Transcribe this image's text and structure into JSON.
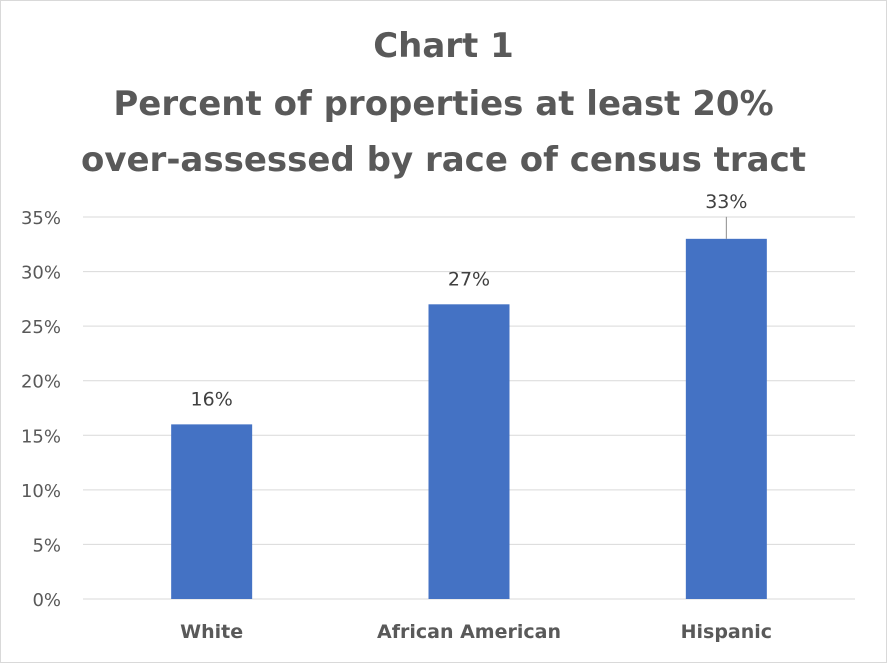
{
  "chart_data": {
    "type": "bar",
    "title_lines": [
      "Chart 1",
      "Percent of properties at least 20%",
      "over-assessed by race of census tract"
    ],
    "categories": [
      "White",
      "African American",
      "Hispanic"
    ],
    "values": [
      16,
      27,
      33
    ],
    "data_labels": [
      "16%",
      "27%",
      "33%"
    ],
    "y_ticks": [
      "0%",
      "5%",
      "10%",
      "15%",
      "20%",
      "25%",
      "30%",
      "35%"
    ],
    "ylim": [
      0,
      35
    ],
    "y_step": 5,
    "grid": true,
    "legend": "none",
    "bar_color": "#4472c4",
    "gridline_color": "#d9d9d9",
    "label_color": "#404040"
  }
}
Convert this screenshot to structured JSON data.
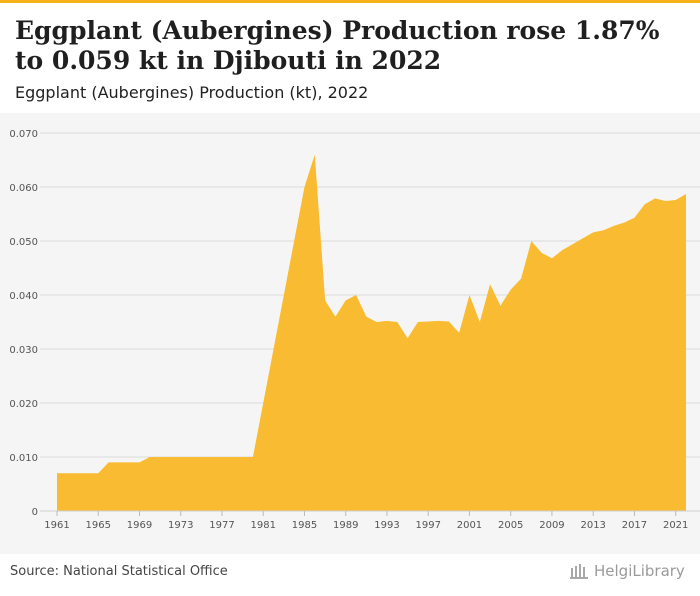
{
  "header": {
    "title": "Eggplant (Aubergines) Production rose 1.87% to 0.059 kt in Djibouti in 2022",
    "subtitle": "Eggplant (Aubergines) Production (kt), 2022"
  },
  "footer": {
    "source": "Source: National Statistical Office",
    "logo_text": "HelgiLibrary"
  },
  "colors": {
    "accent": "#f5b21a",
    "area_fill": "#f9bb31",
    "plot_background": "#f5f5f5",
    "grid": "#dcdcdc"
  },
  "chart_data": {
    "type": "area",
    "title": "Eggplant (Aubergines) Production (kt), 2022",
    "xlabel": "",
    "ylabel": "",
    "ylim": [
      0,
      0.07
    ],
    "grid": true,
    "yticks": [
      0,
      0.01,
      0.02,
      0.03,
      0.04,
      0.05,
      0.06,
      0.07
    ],
    "ytick_labels": [
      "0",
      "0.010",
      "0.020",
      "0.030",
      "0.040",
      "0.050",
      "0.060",
      "0.070"
    ],
    "xtick_labels": [
      "1961",
      "1965",
      "1969",
      "1973",
      "1977",
      "1981",
      "1985",
      "1989",
      "1993",
      "1997",
      "2001",
      "2005",
      "2009",
      "2013",
      "2017",
      "2021"
    ],
    "x": [
      1961,
      1962,
      1963,
      1964,
      1965,
      1966,
      1967,
      1968,
      1969,
      1970,
      1971,
      1972,
      1973,
      1974,
      1975,
      1976,
      1977,
      1978,
      1979,
      1980,
      1981,
      1982,
      1983,
      1984,
      1985,
      1986,
      1987,
      1988,
      1989,
      1990,
      1991,
      1992,
      1993,
      1994,
      1995,
      1996,
      1997,
      1998,
      1999,
      2000,
      2001,
      2002,
      2003,
      2004,
      2005,
      2006,
      2007,
      2008,
      2009,
      2010,
      2011,
      2012,
      2013,
      2014,
      2015,
      2016,
      2017,
      2018,
      2019,
      2020,
      2021,
      2022
    ],
    "values": [
      0.007,
      0.007,
      0.007,
      0.007,
      0.007,
      0.009,
      0.009,
      0.009,
      0.009,
      0.01,
      0.01,
      0.01,
      0.01,
      0.01,
      0.01,
      0.01,
      0.01,
      0.01,
      0.01,
      0.01,
      0.02,
      0.03,
      0.04,
      0.05,
      0.06,
      0.066,
      0.039,
      0.036,
      0.039,
      0.04,
      0.036,
      0.035,
      0.0352,
      0.035,
      0.032,
      0.035,
      0.0351,
      0.0352,
      0.0351,
      0.033,
      0.04,
      0.035,
      0.042,
      0.038,
      0.041,
      0.043,
      0.05,
      0.0478,
      0.0468,
      0.0483,
      0.0494,
      0.0505,
      0.0516,
      0.052,
      0.0528,
      0.0534,
      0.0543,
      0.0568,
      0.0579,
      0.0574,
      0.0576,
      0.0587
    ]
  }
}
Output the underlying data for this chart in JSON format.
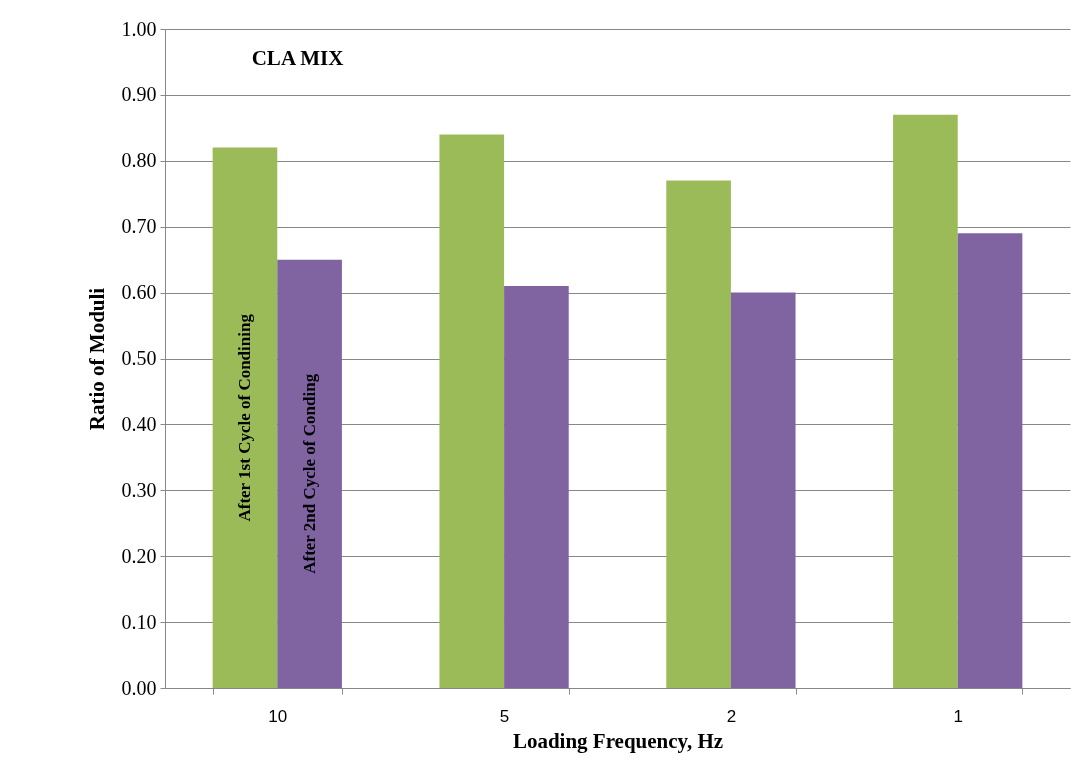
{
  "chart_data": {
    "type": "bar",
    "title": "CLA MIX",
    "xlabel": "Loading Frequency, Hz",
    "ylabel": "Ratio of Moduli",
    "categories": [
      "10",
      "5",
      "2",
      "1"
    ],
    "series": [
      {
        "name": "After 1st Cycle of Condining",
        "color": "#9bbb59",
        "values": [
          0.82,
          0.84,
          0.77,
          0.87
        ]
      },
      {
        "name": "After  2nd  Cycle of Conding",
        "color": "#8064a2",
        "values": [
          0.65,
          0.61,
          0.6,
          0.69
        ]
      }
    ],
    "ylim": [
      0,
      1
    ],
    "yticks": [
      {
        "value": 0,
        "label": "0.00"
      },
      {
        "value": 0.1,
        "label": "0.10"
      },
      {
        "value": 0.2,
        "label": "0.20"
      },
      {
        "value": 0.3,
        "label": "0.30"
      },
      {
        "value": 0.4,
        "label": "0.40"
      },
      {
        "value": 0.5,
        "label": "0.50"
      },
      {
        "value": 0.6,
        "label": "0.60"
      },
      {
        "value": 0.7,
        "label": "0.70"
      },
      {
        "value": 0.8,
        "label": "0.80"
      },
      {
        "value": 0.9,
        "label": "0.90"
      },
      {
        "value": 1,
        "label": "1.00"
      }
    ],
    "grid": "y",
    "legend": false
  }
}
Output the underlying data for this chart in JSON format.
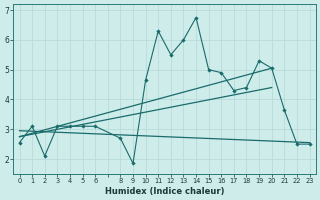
{
  "xlabel": "Humidex (Indice chaleur)",
  "bg_color": "#cdecea",
  "grid_color": "#b8dbd9",
  "line_color": "#1a6b6b",
  "xlim": [
    -0.5,
    23.5
  ],
  "ylim": [
    1.5,
    7.2
  ],
  "yticks": [
    2,
    3,
    4,
    5,
    6,
    7
  ],
  "xtick_labels": [
    "0",
    "1",
    "2",
    "3",
    "4",
    "5",
    "6",
    "",
    "8",
    "9",
    "10",
    "11",
    "12",
    "13",
    "14",
    "15",
    "16",
    "17",
    "18",
    "19",
    "20",
    "21",
    "22",
    "23"
  ],
  "xtick_positions": [
    0,
    1,
    2,
    3,
    4,
    5,
    6,
    7,
    8,
    9,
    10,
    11,
    12,
    13,
    14,
    15,
    16,
    17,
    18,
    19,
    20,
    21,
    22,
    23
  ],
  "series1_x": [
    0,
    1,
    2,
    3,
    4,
    5,
    6,
    8,
    9,
    10,
    11,
    12,
    13,
    14,
    15,
    16,
    17,
    18,
    19,
    20,
    21,
    22,
    23
  ],
  "series1_y": [
    2.55,
    3.1,
    2.1,
    3.1,
    3.1,
    3.1,
    3.1,
    2.7,
    1.85,
    4.65,
    6.3,
    5.5,
    6.0,
    6.75,
    5.0,
    4.9,
    4.3,
    4.4,
    5.3,
    5.05,
    3.65,
    2.5,
    2.5
  ],
  "trend1_x": [
    0,
    23
  ],
  "trend1_y": [
    2.95,
    2.55
  ],
  "trend2_x": [
    0,
    20
  ],
  "trend2_y": [
    2.75,
    5.05
  ],
  "trend3_x": [
    0,
    20
  ],
  "trend3_y": [
    2.75,
    4.4
  ]
}
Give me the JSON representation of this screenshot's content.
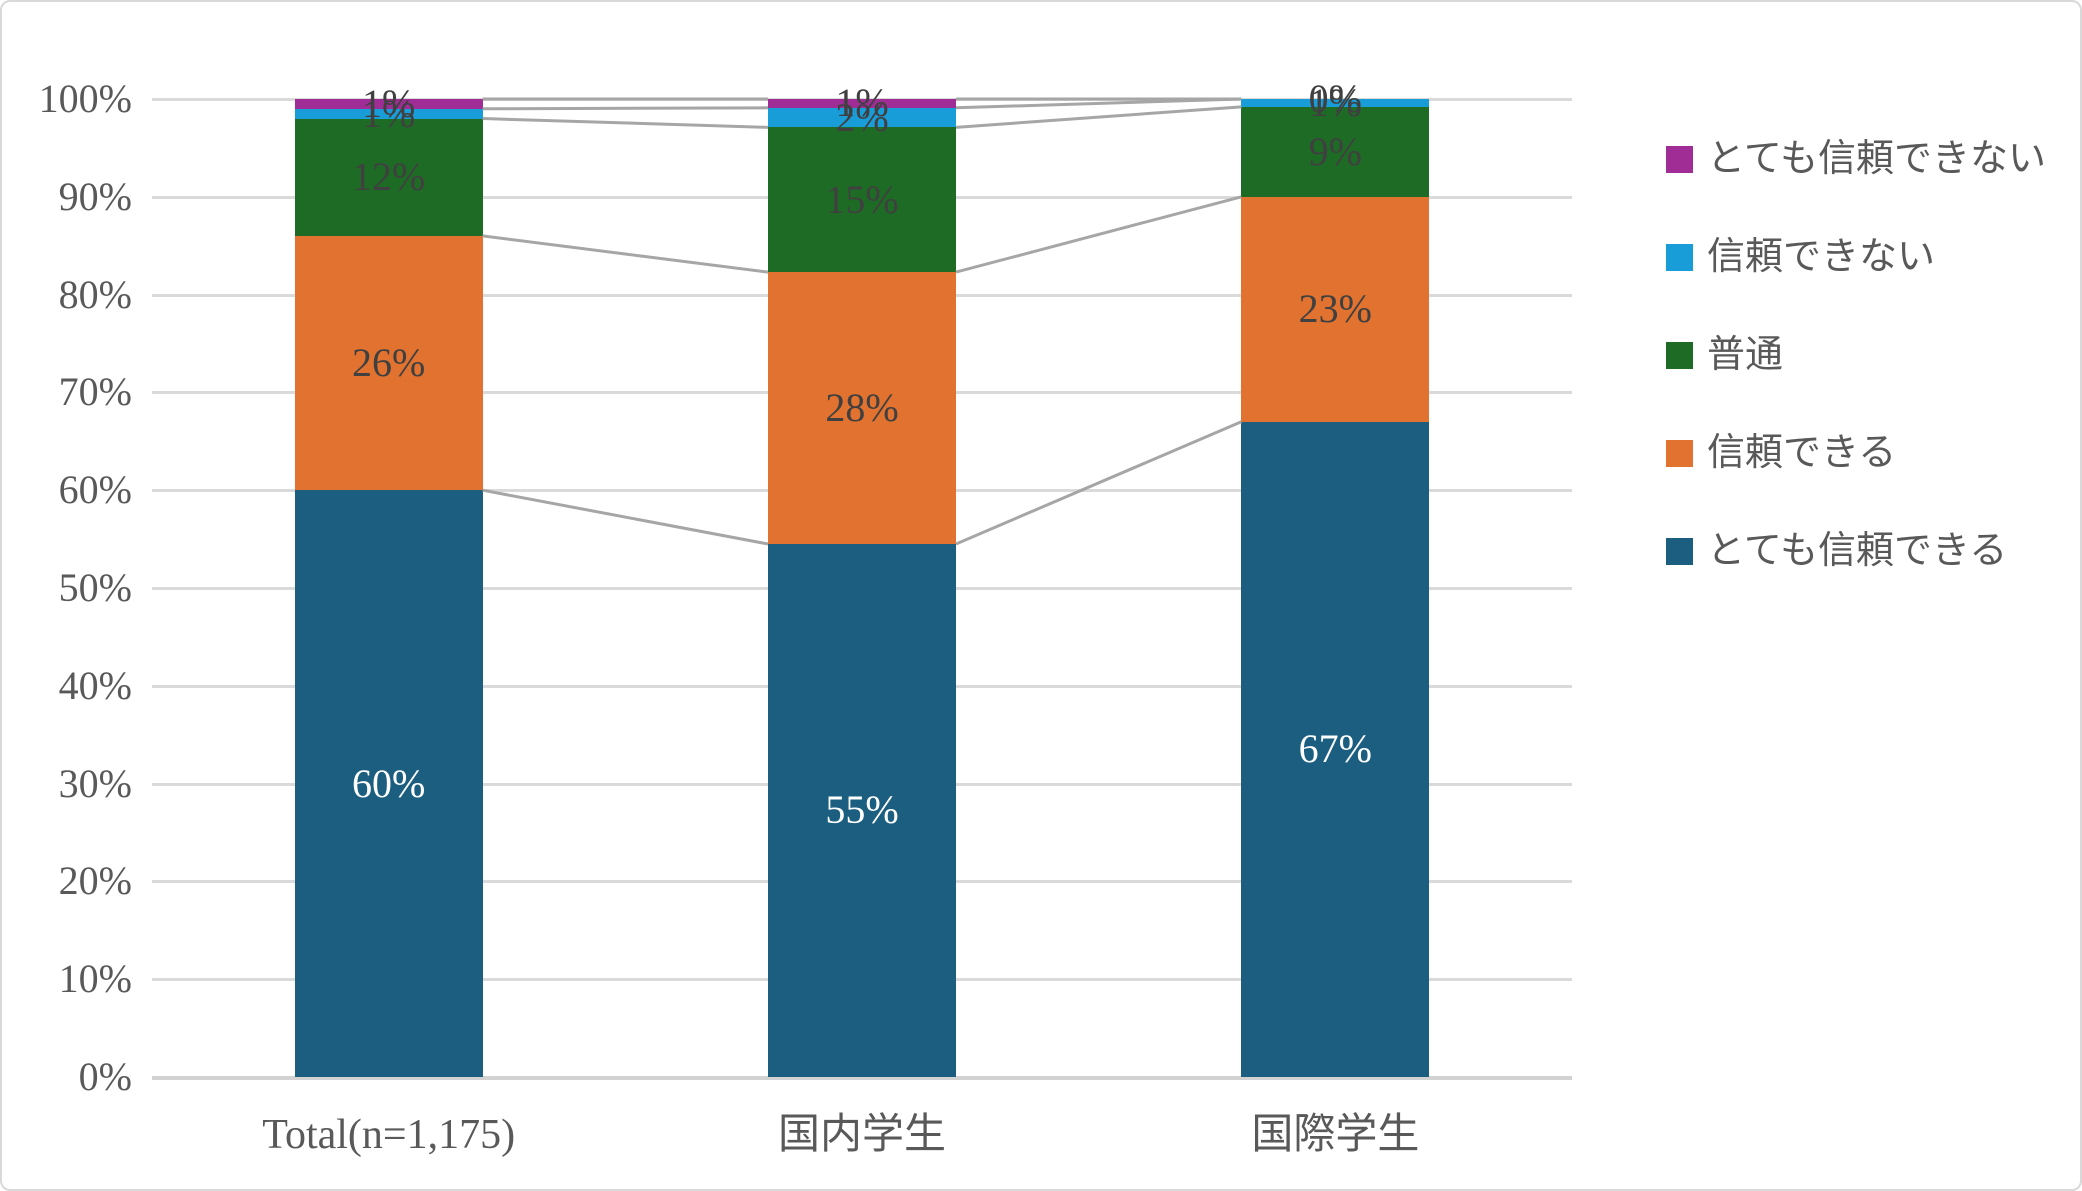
{
  "chart_data": {
    "type": "bar",
    "subtype": "stacked-100-percent-column",
    "title": "",
    "xlabel": "",
    "ylabel": "",
    "ylim": [
      0,
      100
    ],
    "grid": true,
    "legend_position": "right",
    "categories": [
      "Total(n=1,175)",
      "国内学生",
      "国際学生"
    ],
    "y_ticks": [
      "0%",
      "10%",
      "20%",
      "30%",
      "40%",
      "50%",
      "60%",
      "70%",
      "80%",
      "90%",
      "100%"
    ],
    "series": [
      {
        "key": "very-trustworthy",
        "name": "とても信頼できる",
        "color": "#1b5e80",
        "label_color": "#ffffff",
        "values": [
          60,
          54.5,
          67
        ],
        "labels": [
          "60%",
          "55%",
          "67%"
        ]
      },
      {
        "key": "trustworthy",
        "name": "信頼できる",
        "color": "#e2722f",
        "label_color": "#404040",
        "values": [
          26,
          27.8,
          23
        ],
        "labels": [
          "26%",
          "28%",
          "23%"
        ]
      },
      {
        "key": "neutral",
        "name": "普通",
        "color": "#1e6b25",
        "label_color": "#404040",
        "values": [
          12,
          14.8,
          9.2
        ],
        "labels": [
          "12%",
          "15%",
          "9%"
        ]
      },
      {
        "key": "untrustworthy",
        "name": "信頼できない",
        "color": "#189dd8",
        "label_color": "#404040",
        "values": [
          1,
          2,
          0.8
        ],
        "labels": [
          "1%",
          "2%",
          "1%"
        ]
      },
      {
        "key": "very-untrustworthy",
        "name": "とても信頼できない",
        "color": "#a02c96",
        "label_color": "#404040",
        "values": [
          1,
          0.9,
          0
        ],
        "labels": [
          "1%",
          "1%",
          "0%"
        ]
      }
    ],
    "legend_items_top_to_bottom": [
      {
        "key": "very-untrustworthy",
        "label": "とても信頼できない",
        "color": "#a02c96"
      },
      {
        "key": "untrustworthy",
        "label": "信頼できない",
        "color": "#189dd8"
      },
      {
        "key": "neutral",
        "label": "普通",
        "color": "#1e6b25"
      },
      {
        "key": "trustworthy",
        "label": "信頼できる",
        "color": "#e2722f"
      },
      {
        "key": "very-trustworthy",
        "label": "とても信頼できる",
        "color": "#1b5e80"
      }
    ],
    "connector_line_color": "#a6a6a6",
    "gridline_color": "#dadada"
  }
}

--------------------------------

Problem description: Write down the number of lines where the word "xlabel" appears, and nothing further.

Answer to this exercise: 4